▶ [RECORD EXTRACTS]:
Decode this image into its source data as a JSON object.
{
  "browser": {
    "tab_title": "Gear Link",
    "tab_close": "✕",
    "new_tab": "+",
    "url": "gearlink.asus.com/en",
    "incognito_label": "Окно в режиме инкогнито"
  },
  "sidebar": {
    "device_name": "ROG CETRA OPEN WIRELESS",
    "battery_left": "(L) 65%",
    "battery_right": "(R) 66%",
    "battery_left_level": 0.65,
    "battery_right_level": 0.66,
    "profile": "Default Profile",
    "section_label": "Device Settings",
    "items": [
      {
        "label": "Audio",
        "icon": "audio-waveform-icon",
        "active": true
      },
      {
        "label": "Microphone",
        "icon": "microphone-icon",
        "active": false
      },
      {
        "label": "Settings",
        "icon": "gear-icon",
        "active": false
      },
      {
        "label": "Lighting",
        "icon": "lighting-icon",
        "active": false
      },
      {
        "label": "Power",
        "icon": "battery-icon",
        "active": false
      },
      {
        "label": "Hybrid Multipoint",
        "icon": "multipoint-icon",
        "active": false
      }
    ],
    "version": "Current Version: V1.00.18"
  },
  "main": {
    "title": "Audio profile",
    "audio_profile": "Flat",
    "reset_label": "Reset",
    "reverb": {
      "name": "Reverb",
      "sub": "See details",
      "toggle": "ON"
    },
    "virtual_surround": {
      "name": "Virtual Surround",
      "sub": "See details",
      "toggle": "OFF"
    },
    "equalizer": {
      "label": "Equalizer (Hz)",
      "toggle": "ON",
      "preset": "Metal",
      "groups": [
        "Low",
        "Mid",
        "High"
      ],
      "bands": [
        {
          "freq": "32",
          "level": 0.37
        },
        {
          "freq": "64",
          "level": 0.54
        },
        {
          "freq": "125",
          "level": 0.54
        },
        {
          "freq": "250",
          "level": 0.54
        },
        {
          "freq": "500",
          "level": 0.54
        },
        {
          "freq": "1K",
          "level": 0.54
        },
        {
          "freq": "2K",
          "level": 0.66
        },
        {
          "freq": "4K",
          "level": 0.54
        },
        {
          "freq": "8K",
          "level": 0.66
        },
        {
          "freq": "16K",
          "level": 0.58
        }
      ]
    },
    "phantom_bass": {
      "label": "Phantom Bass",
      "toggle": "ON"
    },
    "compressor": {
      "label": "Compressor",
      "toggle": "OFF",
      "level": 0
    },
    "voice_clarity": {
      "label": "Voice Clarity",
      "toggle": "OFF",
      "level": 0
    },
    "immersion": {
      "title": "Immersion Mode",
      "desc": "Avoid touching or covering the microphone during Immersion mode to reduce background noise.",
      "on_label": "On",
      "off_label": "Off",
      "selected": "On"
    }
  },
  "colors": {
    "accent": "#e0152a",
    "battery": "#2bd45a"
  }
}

▶ [GIVEN PROBLEM]: Every line of the listing that holds "Settings" is to be counted; give only the resulting number.

▶ [EXERCISE OUTPUT]: 2